• _Problems to work on_
1 – In the fiberboard testing passage, how often was weight loss measured during the combustion test?
2 – In the fiberboard testing passage, rewrite the paragraph beginning "From each panel group" as a short list that keeps its main facts.

• _Excerpted passage_
[start]

Table 1. Hot Pressing Parameters for HDF Production
Fire-Resistance Test Method (ASTM-E 69)
In order to detect weight loss in the test samples, according to ASTM E 69, the combustion test method was implemented. Control and test samples were acclimatized prior to the combustion procedure under 20±2oC temperature and 65±5% relative humidity conditions (Sweet and Winandy 1996). Weight loss was measured using a digital scale every 30 seconds. Flame source combustion (4 min) and without flame source combus-tion (6 min) values were detected. The experiment was finished after 10 min. The FS and WFS weight losses were noted. For each test group, tests were repeated 6 times. The combustion test apparatus is exhibited in Fig. 1.
1 – Combusion test specimen
2 – Electonic scales
3 – Support frame
4 – Gas analyzer
5 – Wire
6 – Fire tube
Fig. 1. Combustion test apparatus
Thermogravimetric Analysis
From each panel group, small samples were taken and ground into flour-form using a Wiley mill. Flour were screened to 100-mesh-size and thermogravimetric analysis was performed using a Perkin Elmer thermogravimetric analyzer. The amount of each sample was 8 mg to 10 mg. The sample was heated under a stream of dry N2 gas with a flow rate of 100 mL min-1 at a temperature ranging from 20oC to 700oC with a heating rate of 10oC min-1. Weight losses occurred while heating high-density fiberboard samples, for which thermal characteristics were analyzed and detected via a computer program. Three repetitions were implemented for each test group.

[end]

• _Dataset excerpts_
[start]

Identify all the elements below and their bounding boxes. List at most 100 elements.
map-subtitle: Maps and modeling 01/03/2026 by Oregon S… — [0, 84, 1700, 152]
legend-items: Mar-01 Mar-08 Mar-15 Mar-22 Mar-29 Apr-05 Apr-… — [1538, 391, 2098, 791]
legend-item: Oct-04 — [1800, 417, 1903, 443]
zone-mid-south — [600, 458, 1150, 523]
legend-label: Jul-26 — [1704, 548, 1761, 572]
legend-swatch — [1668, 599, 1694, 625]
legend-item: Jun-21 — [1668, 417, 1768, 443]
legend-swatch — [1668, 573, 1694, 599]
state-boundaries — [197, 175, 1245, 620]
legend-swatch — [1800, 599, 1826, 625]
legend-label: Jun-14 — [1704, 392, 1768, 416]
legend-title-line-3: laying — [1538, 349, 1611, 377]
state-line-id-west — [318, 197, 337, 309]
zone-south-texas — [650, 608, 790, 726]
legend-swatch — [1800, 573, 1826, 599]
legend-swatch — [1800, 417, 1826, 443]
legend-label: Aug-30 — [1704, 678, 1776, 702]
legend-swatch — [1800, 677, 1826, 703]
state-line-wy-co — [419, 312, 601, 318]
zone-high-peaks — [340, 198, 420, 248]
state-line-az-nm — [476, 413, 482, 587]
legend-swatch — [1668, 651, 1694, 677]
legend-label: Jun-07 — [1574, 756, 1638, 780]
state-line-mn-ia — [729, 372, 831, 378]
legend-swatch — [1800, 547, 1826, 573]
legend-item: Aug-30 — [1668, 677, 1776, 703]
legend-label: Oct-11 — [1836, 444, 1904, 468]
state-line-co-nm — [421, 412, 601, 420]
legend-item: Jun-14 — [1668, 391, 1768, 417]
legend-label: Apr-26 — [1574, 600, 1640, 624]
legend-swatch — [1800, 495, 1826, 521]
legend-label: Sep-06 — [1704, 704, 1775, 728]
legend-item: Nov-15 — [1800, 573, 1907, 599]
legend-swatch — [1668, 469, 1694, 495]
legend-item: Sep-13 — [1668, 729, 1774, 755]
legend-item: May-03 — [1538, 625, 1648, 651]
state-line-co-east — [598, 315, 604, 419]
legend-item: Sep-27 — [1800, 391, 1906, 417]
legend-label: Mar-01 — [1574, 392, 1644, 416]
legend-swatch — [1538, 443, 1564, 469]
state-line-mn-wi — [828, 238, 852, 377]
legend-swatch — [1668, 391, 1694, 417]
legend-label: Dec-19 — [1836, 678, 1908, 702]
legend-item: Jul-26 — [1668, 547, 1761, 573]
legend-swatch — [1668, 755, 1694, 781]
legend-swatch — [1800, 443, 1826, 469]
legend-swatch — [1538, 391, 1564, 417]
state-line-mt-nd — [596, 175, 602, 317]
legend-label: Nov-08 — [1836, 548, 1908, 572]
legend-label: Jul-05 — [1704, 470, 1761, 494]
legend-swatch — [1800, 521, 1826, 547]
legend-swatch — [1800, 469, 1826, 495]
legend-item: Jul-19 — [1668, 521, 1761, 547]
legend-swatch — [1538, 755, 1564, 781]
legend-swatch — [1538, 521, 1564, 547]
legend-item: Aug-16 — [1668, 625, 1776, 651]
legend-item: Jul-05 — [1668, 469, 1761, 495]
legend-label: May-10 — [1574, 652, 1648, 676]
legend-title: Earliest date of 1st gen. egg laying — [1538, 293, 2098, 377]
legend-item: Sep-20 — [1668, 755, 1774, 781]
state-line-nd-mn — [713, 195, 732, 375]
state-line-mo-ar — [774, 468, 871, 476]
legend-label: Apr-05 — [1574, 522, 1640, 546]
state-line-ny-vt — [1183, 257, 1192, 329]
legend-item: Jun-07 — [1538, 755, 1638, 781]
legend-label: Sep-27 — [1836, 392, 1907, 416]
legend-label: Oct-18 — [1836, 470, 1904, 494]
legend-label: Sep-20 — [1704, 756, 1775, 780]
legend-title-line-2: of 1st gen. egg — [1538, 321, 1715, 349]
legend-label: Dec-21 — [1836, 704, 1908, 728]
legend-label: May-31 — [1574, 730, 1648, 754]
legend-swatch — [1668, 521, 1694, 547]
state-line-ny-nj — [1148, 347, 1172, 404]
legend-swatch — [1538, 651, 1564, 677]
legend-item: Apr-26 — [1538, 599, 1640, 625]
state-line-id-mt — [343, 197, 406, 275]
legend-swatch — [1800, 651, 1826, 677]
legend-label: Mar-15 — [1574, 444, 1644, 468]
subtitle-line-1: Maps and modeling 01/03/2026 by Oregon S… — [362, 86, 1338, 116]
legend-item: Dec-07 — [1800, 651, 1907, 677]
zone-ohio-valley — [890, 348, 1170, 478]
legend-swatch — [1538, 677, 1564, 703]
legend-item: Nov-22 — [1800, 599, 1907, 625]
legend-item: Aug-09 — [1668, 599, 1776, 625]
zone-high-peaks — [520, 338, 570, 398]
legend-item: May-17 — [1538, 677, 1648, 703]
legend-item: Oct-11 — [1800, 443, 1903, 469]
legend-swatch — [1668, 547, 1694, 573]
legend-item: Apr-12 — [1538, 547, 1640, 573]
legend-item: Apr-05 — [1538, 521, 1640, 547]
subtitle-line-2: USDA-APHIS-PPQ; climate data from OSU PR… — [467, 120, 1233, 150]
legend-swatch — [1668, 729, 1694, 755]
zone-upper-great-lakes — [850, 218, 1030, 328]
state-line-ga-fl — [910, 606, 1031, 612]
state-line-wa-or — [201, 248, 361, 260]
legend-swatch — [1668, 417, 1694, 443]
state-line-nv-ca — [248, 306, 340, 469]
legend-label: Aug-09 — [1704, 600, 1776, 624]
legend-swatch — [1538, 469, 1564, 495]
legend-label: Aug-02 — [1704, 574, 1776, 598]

[end]
[start]

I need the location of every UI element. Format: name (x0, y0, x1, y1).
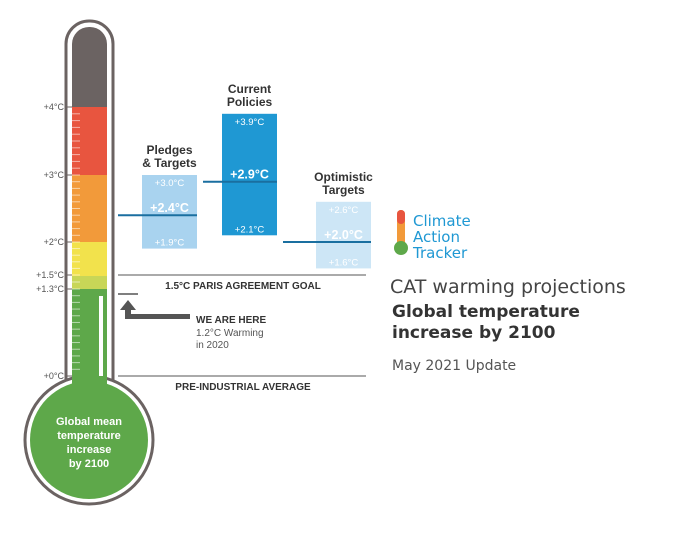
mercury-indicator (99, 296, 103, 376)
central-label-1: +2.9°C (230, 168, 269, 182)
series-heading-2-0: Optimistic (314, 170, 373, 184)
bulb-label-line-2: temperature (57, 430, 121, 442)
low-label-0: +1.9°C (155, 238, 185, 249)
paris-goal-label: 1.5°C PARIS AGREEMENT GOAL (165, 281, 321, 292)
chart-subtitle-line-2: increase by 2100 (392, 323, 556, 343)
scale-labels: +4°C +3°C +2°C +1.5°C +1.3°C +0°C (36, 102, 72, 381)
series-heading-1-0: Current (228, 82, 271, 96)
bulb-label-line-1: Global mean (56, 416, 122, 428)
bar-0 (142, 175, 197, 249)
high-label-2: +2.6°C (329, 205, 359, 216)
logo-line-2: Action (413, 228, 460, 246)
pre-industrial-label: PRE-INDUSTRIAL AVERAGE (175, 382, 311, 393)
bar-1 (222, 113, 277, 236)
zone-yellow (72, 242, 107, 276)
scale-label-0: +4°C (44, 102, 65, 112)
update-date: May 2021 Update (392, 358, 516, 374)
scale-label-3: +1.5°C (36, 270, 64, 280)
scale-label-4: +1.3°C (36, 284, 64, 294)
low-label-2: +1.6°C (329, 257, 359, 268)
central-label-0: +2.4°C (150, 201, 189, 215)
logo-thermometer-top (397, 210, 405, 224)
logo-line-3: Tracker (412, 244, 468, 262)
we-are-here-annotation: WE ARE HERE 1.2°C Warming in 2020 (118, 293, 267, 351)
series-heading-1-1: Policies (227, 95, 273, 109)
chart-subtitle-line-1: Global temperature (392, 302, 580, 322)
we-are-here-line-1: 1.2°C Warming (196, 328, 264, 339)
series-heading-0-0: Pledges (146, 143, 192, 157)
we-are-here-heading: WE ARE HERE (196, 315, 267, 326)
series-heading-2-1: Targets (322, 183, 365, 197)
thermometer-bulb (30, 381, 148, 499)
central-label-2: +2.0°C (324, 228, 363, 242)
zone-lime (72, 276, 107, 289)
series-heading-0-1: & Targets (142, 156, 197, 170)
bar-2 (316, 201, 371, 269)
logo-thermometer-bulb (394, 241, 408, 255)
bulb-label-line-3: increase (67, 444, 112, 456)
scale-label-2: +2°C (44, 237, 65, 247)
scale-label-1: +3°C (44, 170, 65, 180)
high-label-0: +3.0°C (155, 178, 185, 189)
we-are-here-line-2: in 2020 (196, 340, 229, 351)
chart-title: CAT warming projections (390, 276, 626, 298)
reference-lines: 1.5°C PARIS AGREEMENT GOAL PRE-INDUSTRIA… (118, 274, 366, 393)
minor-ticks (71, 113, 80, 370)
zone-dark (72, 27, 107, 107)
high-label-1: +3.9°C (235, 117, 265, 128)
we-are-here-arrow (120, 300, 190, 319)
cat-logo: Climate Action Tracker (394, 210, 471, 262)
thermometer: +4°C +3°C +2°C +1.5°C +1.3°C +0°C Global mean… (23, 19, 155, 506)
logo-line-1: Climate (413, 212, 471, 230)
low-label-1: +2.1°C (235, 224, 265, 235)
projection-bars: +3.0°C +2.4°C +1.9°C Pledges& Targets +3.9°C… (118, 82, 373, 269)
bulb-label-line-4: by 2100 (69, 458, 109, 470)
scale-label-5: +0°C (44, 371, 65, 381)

[end]

• _Solutions for each task_
1 – Every 30 seconds, using a digital scale.

2 –
- Small samples from each panel group were ground into flour in a Wiley mill and screened to 100-mesh size.
- Thermogravimetric analysis was done with a Perkin Elmer thermogravimetric analyzer, using 8 mg to 10 mg of each sample.
- Samples were heated from 20°C to 700°C at 10°C min-1 under dry N2 gas flowing at 100 mL min-1.
- Weight losses during heating were analyzed by a computer program to find the thermal characteristics.
- Each test group was run three times.